• [Dataset listings of figures]
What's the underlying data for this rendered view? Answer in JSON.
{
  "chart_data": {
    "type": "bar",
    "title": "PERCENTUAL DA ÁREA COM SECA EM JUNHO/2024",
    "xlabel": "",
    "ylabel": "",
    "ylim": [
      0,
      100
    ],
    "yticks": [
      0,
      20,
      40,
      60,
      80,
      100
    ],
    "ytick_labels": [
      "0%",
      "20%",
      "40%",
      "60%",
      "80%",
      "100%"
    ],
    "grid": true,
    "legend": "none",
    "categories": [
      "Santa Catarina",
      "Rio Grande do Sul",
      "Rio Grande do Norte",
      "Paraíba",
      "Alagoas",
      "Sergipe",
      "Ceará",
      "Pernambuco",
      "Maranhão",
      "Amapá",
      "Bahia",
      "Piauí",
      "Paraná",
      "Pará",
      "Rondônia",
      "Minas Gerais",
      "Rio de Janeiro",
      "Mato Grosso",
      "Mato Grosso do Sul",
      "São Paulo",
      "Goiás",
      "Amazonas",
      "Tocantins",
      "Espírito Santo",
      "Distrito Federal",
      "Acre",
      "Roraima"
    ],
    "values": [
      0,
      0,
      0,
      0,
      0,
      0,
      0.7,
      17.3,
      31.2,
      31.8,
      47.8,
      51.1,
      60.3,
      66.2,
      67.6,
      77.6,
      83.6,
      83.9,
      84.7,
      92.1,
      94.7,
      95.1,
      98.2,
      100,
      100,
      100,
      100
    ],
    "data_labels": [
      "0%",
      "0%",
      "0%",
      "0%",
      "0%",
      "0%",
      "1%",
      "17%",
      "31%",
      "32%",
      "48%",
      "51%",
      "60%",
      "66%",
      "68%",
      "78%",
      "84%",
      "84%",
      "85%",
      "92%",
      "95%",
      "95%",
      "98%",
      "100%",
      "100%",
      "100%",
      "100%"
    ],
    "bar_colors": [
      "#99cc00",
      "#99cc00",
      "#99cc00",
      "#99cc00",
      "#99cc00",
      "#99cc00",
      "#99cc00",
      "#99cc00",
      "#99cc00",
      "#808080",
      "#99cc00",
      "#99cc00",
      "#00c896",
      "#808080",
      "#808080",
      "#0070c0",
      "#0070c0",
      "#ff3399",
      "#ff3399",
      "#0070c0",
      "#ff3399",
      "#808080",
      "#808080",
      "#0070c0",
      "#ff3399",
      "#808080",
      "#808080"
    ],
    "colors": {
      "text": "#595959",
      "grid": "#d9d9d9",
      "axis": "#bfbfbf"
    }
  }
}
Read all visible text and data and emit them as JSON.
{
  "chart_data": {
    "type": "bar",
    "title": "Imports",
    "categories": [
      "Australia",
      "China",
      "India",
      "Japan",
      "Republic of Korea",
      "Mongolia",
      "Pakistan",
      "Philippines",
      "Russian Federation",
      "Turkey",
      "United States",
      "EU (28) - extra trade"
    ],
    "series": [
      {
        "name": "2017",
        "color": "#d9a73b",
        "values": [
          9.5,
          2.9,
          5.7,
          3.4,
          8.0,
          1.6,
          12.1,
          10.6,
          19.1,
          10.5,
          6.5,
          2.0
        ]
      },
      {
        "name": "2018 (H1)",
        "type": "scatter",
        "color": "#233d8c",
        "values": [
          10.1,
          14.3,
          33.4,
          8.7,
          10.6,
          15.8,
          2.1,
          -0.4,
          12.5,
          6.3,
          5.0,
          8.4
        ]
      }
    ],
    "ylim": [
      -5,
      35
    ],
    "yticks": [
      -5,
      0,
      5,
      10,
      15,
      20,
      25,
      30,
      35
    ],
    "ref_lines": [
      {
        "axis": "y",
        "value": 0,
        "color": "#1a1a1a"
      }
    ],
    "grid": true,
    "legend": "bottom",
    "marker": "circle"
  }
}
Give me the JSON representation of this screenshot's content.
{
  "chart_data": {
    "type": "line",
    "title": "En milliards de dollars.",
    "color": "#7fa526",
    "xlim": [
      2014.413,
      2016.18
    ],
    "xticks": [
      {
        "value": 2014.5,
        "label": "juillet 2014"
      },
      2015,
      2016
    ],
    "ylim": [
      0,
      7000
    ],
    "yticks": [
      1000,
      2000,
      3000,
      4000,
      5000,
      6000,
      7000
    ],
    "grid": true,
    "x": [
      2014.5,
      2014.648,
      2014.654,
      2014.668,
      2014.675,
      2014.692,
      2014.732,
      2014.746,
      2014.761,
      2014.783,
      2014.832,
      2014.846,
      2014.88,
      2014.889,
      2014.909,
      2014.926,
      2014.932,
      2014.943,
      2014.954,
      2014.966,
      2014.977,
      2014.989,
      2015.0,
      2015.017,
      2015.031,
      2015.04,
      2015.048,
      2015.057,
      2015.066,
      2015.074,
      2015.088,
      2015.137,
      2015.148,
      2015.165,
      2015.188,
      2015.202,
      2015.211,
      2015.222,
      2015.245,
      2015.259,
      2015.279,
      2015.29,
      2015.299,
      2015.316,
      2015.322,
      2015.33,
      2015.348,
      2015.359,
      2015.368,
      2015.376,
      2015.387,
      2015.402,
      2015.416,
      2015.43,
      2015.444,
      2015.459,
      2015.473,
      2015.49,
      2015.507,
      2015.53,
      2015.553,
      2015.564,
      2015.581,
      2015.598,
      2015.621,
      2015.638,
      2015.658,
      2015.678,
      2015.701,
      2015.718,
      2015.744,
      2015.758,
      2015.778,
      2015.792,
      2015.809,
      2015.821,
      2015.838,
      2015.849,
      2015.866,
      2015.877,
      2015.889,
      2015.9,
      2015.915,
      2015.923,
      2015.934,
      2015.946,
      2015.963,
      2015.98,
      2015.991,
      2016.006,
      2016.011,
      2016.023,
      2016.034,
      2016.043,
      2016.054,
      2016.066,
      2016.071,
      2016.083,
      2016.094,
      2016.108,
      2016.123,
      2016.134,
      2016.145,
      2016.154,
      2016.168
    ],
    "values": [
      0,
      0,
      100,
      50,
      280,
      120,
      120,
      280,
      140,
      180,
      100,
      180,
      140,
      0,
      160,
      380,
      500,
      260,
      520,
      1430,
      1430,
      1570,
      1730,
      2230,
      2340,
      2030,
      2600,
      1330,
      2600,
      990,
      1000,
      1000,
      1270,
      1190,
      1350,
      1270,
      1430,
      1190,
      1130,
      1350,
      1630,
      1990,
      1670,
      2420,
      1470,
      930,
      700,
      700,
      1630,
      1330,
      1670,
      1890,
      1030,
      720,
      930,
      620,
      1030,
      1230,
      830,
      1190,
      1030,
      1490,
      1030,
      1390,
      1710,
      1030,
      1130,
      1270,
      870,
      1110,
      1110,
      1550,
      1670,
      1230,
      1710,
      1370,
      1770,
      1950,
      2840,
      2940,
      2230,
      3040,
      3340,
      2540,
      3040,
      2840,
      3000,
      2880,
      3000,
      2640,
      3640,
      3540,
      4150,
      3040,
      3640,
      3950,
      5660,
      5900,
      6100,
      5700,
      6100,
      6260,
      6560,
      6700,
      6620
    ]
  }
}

• [SET PROBLEM] Copy out every line in the entries above that holds "type".

• [PROBLEM SOLUTION]
    "type": "bar",
    "type": "bar",
        "type": "scatter",
    "type": "line",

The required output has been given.